(Recorded data)
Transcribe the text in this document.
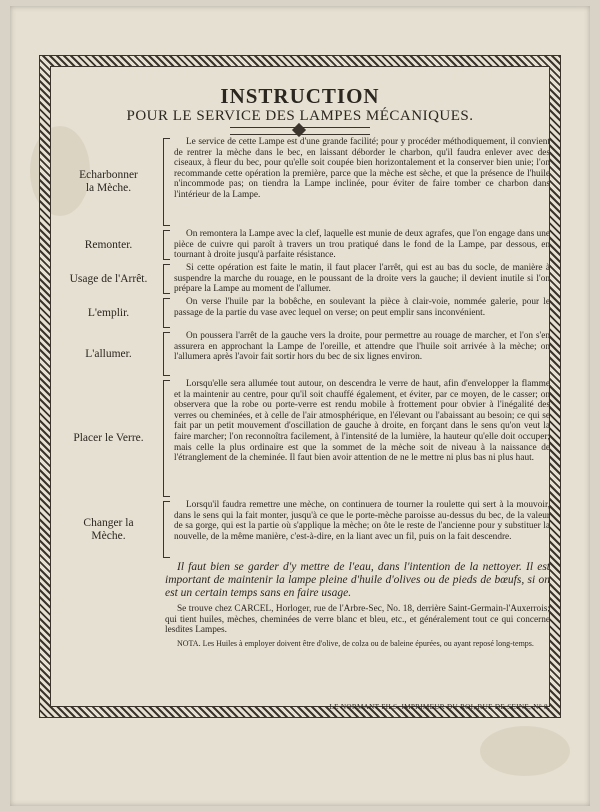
INSTRUCTION
POUR LE SERVICE DES LAMPES MÉCANIQUES.
Echarbonner
la Mèche.
Le service de cette Lampe est d'une grande facilité; pour y procéder méthodiquement, il convient de rentrer la mèche dans le bec, en laissant déborder le charbon, qu'il faudra enlever avec des ciseaux, à fleur du bec, pour qu'elle soit coupée bien horizontalement et la conserver bien unie; l'on recommande cette opération la première, parce que la mèche est sèche, et que la présence de l'huile n'incommode pas; on tiendra la Lampe inclinée, pour éviter de faire tomber ce charbon dans l'intérieur de la Lampe.
Remonter.
On remontera la Lampe avec la clef, laquelle est munie de deux agrafes, que l'on engage dans une pièce de cuivre qui paroît à travers un trou pratiqué dans le fond de la Lampe, par dessous, en tournant à droite jusqu'à parfaite résistance.
Usage de l'Arrêt.
Si cette opération est faite le matin, il faut placer l'arrêt, qui est au bas du socle, de manière à suspendre la marche du rouage, en le poussant de la droite vers la gauche; il devient inutile si l'on prépare la Lampe au moment de l'allumer.
L'emplir.
On verse l'huile par la bobêche, en soulevant la pièce à clair-voie, nommée galerie, pour le passage de la partie du vase avec lequel on verse; on peut emplir sans inconvénient.
L'allumer.
On poussera l'arrêt de la gauche vers la droite, pour permettre au rouage de marcher, et l'on s'en assurera en approchant la Lampe de l'oreille, et attendre que l'huile soit arrivée à la mèche; on l'allumera après l'avoir fait sortir hors du bec de six lignes environ.
Placer le Verre.
Lorsqu'elle sera allumée tout autour, on descendra le verre de haut, afin d'envelopper la flamme et la maintenir au centre, pour qu'il soit chauffé également, et éviter, par ce moyen, de le casser; on observera que la robe ou porte-verre est rendu mobile à frottement pour obvier à l'inégalité des verres ou cheminées, et à celle de l'air atmosphérique, en l'élevant ou l'abaissant au besoin; ce qui se fait par un petit mouvement d'oscillation de gauche à droite, en forçant dans le sens qu'on veut la faire marcher; l'on reconnoîtra facilement, à l'intensité de la lumière, la hauteur qu'elle doit occuper; mais celle la plus ordinaire est que la sommet de la mèche soit de niveau à la naissance de l'étranglement de la cheminée. Il faut bien avoir attention de ne le mettre ni plus bas ni plus haut.
Changer la
Mèche.
Lorsqu'il faudra remettre une mèche, on continuera de tourner la roulette qui sert à la mouvoir, dans le sens qui la fait monter, jusqu'à ce que le porte-mèche paroisse au-dessus du bec, de la valeur de sa gorge, qui est la partie où s'applique la mèche; on ôte le reste de l'ancienne pour y substituer la nouvelle, de la même manière, c'est-à-dire, en la liant avec un fil, puis on la fait descendre.

Il faut bien se garder d'y mettre de l'eau, dans l'intention de la nettoyer. Il est important de maintenir la lampe pleine d'huile d'olives ou de pieds de bœufs, si on est un certain temps sans en faire usage.

Se trouve chez CARCEL, Horloger, rue de l'Arbre-Sec, No. 18, derrière Saint-Germain-l'Auxerrois; qui tient huiles, mèches, cheminées de verre blanc et bleu, etc., et généralement tout ce qui concerne lesdites Lampes.

NOTA. Les Huiles à employer doivent être d'olive, de colza ou de baleine épurées, ou ayant reposé long-temps.

LE NORMANT FILS, IMPRIMEUR DU ROI, RUE DE SEINE, N° 8.
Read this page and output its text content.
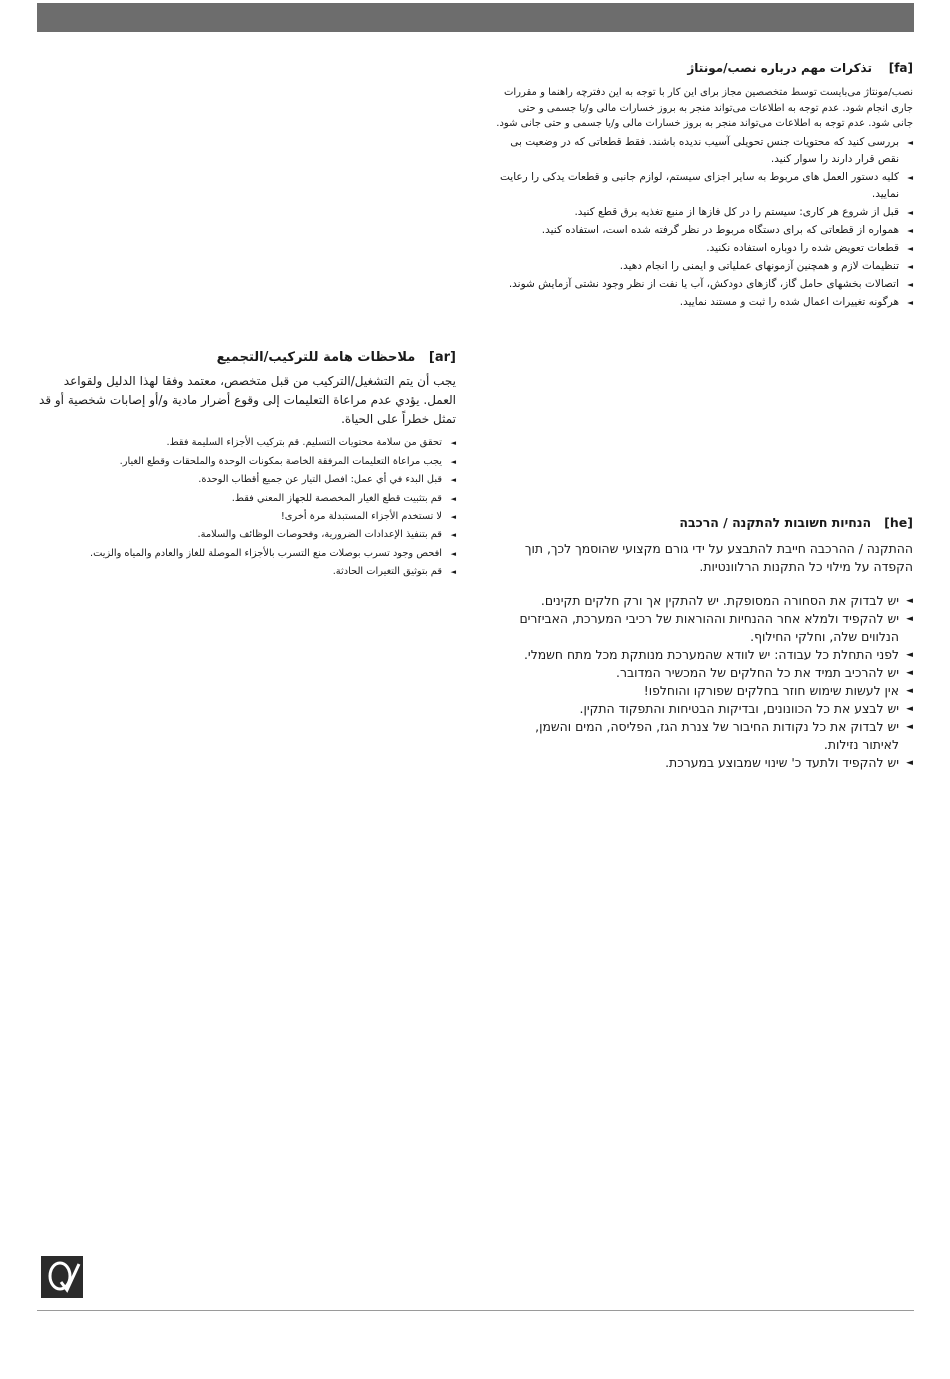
[fa]    تذکرات مهم درباره نصب/مونتاژ

نصب/مونتاژ می‌بایست توسط متخصصین مجاز برای این کار با توجه به این دفترچه راهنما و مقررات جاری انجام شود. عدم توجه به اطلاعات می‌تواند منجر به بروز خسارات مالی و/یا جسمی و حتی جانی شود. عدم توجه به اطلاعات می‌تواند منجر به بروز خسارات مالی و/یا جسمی و حتی جانی شود.

◄ بررسی کنید که محتویات جنس تحویلی آسیب ندیده باشند. فقط قطعاتی که در وضعیت بی نقص قرار دارند را سوار کنید.
◄ کلیه دستور العمل های مربوط به سایر اجزای سیستم، لوازم جانبی و قطعات یدکی را رعایت نمایید.
◄ قبل از شروع هر کاری: سیستم را در کل فازها از منبع تغذیه برق قطع کنید.
◄ همواره از قطعاتی که برای دستگاه مربوط در نظر گرفته شده است، استفاده کنید.
◄ قطعات تعویض شده را دوباره استفاده نکنید.
◄ تنظیمات لازم و همچنین آزمونهای عملیاتی و ایمنی را انجام دهید.
◄ اتصالات بخشهای حامل گاز، گازهای دودکش، آب یا نفت از نظر وجود نشتی آزمایش شوند.
◄ هرگونه تغییرات اعمال شده را ثبت و مستند نمایید.
[ar]   ملاحظات هامة للتركيب/التجميع

يجب أن يتم التشغيل/التركيب من قبل متخصص، معتمد وفقا لهذا الدليل ولقواعد العمل. يؤدي عدم مراعاة التعليمات إلى وقوع أضرار مادية و/أو إصابات شخصية أو قد تمثل خطراً على الحياة.

◄ تحقق من سلامة محتويات التسليم. قم بتركيب الأجزاء السليمة فقط.
◄ يجب مراعاة التعليمات المرفقة الخاصة بمكونات الوحدة والملحقات وقطع الغيار.
◄ قبل البدء في أي عمل: افصل التيار عن جميع أقطاب الوحدة.
◄ قم بتثبيت قطع الغيار المخصصة للجهاز المعني فقط.
◄ لا تستخدم الأجزاء المستبدلة مرة أخرى!
◄ قم بتنفيذ الإعدادات الضرورية، وفحوصات الوظائف والسلامة.
◄ افحص وجود تسرب بوصلات منع التسرب بالأجزاء الموصلة للغاز والعادم والمياه والزيت.
◄ قم بتوثيق التغيرات الحادثة.
[he]   הנחיות חשובות להתקנה / הרכבה

ההתקנה / ההרכבה חייבת להתבצע על ידי גורם מקצועי שהוסמך לכך, תוך הקפדה על מילוי כל התקנות הרלוונטיות.

◄ יש לבדוק את הסחורה המסופקת. יש להתקין אך ורק חלקים תקינים.
◄ יש להקפיד ולמלא אחר ההנחיות וההוראות של רכיבי המערכת, האביזרים הנלווים שלה, וחלקי החילוף.
◄ לפני התחלת כל עבודה: יש לוודא שהמערכת מנותקת מכל מתח חשמלי.
◄ יש להרכיב תמיד את כל החלקים של המכשיר המדובר.
◄ אין לעשות שימוש חוזר בחלקים שפורקו והוחלפו!
◄ יש לבצע את כל הכוונונים, ובדיקות הבטיחות והתפקוד התקין.
◄ יש לבדוק את כל נקודות החיבור של צנרת הגז, הפליסה, המים והשמן, לאיתור נזילות.
◄ יש להקפיד ולתעד כ' שינוי שמבוצע במערכת.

WHAT NEEDS TO BE DONE
Look over the listing. Pull out every line with the string "pièce" in it.

OUTPUT FOR THIS EXERCISE
On remontera la Lampe avec la clef, laquelle est munie de deux agrafes, que l'on engage dans une pièce de cuivre qui paroît à travers un trou pratiqué dans le fond de la Lampe, par dessous, en tournant à droite jusqu'à parfaite résistance.
On verse l'huile par la bobêche, en soulevant la pièce à clair-voie, nommée galerie, pour le passage de la partie du vase avec lequel on verse; on peut emplir sans inconvénient.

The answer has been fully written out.